Stated exercise> List every line of the records that contains the string "board", matching case exactly.

Records for the task>
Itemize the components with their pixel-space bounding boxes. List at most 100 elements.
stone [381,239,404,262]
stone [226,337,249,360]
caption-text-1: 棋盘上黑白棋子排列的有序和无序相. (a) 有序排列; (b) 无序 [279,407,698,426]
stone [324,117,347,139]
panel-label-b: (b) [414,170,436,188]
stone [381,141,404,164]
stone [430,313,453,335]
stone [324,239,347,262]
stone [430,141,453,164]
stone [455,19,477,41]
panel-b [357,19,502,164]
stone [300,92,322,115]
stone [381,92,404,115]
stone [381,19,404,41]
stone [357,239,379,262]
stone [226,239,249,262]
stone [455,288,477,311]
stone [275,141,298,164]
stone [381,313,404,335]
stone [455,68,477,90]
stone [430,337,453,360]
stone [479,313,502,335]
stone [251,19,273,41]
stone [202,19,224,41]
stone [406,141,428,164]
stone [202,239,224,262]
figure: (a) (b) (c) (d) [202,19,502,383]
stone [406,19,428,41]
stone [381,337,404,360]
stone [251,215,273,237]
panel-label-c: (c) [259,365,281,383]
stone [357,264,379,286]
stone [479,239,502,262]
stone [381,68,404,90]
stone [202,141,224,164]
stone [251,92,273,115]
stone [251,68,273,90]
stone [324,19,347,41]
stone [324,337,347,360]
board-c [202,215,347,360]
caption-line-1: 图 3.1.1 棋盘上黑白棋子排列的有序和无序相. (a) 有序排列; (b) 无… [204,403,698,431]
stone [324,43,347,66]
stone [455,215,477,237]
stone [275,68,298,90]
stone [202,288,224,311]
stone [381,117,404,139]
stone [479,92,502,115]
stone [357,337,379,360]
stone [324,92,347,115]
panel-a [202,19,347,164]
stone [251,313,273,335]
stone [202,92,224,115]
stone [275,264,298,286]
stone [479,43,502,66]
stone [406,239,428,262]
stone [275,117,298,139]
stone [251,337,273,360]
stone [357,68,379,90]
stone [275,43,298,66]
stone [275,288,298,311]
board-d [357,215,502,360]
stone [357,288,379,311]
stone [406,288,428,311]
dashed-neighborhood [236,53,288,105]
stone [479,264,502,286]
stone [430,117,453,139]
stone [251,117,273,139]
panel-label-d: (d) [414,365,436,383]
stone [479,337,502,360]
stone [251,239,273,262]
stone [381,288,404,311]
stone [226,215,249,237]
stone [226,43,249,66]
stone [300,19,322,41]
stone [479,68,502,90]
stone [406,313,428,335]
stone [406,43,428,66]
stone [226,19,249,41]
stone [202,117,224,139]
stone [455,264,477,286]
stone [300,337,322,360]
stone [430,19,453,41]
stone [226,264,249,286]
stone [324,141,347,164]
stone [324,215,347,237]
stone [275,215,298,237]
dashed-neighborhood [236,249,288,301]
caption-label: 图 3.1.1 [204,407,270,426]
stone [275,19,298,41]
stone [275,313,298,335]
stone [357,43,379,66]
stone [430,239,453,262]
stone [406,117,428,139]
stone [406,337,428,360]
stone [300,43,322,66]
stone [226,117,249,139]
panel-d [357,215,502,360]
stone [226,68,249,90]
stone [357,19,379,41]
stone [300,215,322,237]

Worked solution>
board-c [202,215,347,360]
board-d [357,215,502,360]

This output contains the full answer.